■ Data extract
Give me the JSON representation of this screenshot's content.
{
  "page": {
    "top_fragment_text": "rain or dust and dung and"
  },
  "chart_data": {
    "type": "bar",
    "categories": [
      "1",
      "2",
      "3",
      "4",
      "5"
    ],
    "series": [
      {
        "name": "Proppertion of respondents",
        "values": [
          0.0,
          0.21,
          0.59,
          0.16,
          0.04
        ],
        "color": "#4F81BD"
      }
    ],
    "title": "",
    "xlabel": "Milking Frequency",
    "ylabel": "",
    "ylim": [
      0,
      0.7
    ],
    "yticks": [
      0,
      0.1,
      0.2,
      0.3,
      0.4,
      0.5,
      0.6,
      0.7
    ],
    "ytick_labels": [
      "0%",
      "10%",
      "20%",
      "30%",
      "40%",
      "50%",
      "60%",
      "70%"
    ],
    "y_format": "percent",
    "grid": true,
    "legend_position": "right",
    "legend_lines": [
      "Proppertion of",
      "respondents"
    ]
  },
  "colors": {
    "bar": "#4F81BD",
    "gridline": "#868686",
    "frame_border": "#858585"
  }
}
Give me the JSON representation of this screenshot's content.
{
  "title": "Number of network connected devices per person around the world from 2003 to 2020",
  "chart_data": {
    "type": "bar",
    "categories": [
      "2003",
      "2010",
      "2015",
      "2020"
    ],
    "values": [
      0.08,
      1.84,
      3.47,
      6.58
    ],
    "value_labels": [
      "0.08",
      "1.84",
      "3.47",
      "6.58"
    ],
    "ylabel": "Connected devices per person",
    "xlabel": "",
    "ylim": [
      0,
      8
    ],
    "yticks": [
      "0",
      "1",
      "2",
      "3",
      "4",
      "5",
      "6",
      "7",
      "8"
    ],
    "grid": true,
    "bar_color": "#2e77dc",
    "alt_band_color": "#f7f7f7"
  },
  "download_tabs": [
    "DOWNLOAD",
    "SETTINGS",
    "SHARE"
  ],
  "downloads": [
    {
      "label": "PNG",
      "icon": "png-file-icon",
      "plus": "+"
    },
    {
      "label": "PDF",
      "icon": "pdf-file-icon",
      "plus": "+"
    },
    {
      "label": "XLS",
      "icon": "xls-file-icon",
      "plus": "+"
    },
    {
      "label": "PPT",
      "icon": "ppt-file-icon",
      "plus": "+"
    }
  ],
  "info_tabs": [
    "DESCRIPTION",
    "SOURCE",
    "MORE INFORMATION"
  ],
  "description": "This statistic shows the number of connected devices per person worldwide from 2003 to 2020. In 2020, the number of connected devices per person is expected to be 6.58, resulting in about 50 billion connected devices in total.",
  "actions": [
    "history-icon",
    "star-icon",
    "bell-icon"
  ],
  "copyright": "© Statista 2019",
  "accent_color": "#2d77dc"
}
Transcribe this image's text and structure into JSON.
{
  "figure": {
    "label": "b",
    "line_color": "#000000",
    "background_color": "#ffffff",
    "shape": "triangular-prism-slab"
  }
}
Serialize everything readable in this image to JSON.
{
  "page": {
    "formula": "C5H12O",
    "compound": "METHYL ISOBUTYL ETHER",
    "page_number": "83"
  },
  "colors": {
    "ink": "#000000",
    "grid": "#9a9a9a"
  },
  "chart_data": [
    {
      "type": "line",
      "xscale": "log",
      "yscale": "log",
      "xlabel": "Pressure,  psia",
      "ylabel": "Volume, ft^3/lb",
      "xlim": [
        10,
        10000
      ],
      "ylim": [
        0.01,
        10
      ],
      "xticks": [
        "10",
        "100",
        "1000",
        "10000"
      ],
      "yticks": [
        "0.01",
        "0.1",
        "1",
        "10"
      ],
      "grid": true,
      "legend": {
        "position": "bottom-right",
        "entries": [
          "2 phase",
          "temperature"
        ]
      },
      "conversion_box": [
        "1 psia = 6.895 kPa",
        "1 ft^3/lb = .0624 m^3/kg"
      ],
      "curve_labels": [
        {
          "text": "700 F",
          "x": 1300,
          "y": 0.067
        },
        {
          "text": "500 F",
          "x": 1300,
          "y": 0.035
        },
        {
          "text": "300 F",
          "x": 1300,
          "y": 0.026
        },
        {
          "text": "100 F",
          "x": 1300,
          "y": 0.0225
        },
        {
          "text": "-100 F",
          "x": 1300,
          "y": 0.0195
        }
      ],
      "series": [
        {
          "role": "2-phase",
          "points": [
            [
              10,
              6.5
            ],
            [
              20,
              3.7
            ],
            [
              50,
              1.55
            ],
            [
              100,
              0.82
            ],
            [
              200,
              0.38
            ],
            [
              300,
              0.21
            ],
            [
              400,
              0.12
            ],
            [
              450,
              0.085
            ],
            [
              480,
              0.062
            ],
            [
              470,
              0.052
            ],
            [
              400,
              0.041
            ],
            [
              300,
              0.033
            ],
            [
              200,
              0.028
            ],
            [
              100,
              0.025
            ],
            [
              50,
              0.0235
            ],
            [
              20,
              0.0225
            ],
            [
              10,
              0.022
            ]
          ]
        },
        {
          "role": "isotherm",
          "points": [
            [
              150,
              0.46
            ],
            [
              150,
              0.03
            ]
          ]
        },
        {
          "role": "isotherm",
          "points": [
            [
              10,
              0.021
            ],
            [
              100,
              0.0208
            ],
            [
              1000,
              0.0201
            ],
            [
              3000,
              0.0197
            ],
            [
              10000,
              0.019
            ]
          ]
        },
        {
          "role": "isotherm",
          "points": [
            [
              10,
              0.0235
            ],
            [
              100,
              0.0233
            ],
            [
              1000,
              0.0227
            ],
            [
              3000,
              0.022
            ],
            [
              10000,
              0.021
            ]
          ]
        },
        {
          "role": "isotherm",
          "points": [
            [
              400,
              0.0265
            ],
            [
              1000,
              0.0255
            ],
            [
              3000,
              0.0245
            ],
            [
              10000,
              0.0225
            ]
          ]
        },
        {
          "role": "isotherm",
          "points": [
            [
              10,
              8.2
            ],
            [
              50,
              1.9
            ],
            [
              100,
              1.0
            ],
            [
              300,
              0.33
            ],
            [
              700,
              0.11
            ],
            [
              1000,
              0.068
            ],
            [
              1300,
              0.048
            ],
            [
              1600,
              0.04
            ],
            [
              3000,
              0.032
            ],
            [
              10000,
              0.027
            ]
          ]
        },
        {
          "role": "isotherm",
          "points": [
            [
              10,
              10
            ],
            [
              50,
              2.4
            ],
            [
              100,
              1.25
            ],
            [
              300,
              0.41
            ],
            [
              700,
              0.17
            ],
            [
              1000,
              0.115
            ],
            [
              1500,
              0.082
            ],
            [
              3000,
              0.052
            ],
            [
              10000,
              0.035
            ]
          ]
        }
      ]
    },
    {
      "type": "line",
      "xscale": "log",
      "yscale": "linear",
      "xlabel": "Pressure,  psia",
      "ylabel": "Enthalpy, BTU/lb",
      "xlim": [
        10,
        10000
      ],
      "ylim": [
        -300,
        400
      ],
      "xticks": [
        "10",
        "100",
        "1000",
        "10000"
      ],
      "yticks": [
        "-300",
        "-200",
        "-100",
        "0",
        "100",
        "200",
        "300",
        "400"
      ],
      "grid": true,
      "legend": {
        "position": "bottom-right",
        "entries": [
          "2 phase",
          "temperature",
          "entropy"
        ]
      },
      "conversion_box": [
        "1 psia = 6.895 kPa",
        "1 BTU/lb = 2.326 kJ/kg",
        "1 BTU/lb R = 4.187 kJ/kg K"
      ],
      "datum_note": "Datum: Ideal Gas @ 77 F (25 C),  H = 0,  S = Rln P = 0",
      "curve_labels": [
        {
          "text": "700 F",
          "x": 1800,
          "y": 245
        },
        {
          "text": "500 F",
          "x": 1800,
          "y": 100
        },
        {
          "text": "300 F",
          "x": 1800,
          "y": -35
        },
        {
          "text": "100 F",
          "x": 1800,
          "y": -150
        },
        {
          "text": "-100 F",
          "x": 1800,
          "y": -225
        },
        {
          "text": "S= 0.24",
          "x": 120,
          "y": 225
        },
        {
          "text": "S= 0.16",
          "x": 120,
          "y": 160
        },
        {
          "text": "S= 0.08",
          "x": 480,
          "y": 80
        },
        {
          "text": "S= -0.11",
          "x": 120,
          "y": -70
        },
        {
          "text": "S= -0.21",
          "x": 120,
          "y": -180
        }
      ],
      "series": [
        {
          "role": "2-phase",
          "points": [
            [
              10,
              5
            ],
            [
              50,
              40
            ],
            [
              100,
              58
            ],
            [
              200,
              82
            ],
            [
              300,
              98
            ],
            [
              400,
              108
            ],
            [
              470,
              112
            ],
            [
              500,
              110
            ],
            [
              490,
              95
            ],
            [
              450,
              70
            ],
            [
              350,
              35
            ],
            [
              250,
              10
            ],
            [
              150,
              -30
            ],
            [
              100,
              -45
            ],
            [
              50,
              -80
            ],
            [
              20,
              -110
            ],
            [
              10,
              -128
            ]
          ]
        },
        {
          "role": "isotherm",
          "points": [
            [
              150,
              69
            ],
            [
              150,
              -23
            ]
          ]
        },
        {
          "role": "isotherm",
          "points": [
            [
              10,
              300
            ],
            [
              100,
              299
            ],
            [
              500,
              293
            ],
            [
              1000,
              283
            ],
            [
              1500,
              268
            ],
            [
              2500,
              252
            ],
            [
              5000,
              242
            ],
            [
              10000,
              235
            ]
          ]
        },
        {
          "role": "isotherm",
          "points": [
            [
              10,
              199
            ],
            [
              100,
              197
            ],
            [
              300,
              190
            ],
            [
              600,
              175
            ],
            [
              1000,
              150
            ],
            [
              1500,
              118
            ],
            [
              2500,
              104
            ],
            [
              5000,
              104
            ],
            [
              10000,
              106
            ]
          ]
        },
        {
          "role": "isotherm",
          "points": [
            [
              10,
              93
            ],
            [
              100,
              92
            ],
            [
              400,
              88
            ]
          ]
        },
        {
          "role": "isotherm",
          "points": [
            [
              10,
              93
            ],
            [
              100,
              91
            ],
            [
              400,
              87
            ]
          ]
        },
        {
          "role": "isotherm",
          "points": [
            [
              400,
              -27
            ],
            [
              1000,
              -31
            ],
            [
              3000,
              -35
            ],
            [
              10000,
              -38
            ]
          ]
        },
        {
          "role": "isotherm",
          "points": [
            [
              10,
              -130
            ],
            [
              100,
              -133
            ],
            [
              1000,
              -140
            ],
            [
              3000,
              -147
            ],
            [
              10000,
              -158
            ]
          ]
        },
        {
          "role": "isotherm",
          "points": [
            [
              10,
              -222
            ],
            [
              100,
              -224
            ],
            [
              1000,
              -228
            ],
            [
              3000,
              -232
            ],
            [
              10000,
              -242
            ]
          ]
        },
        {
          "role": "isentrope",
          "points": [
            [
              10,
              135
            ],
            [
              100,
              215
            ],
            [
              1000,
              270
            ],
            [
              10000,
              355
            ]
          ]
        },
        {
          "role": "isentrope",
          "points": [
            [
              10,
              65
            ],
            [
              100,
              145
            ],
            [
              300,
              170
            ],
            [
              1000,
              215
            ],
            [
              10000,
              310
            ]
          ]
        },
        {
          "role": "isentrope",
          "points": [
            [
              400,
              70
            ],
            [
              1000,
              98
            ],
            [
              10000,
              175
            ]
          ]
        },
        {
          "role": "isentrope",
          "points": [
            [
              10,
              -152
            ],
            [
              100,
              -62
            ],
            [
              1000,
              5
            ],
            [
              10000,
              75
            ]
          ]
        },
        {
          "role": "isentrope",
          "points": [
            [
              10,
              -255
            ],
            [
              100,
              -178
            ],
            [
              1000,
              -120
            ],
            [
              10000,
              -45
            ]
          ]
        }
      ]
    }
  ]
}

■ Task instructions
Only the number is wanted: how many lines in the entries above contain the word "devices"?

■ Solution
3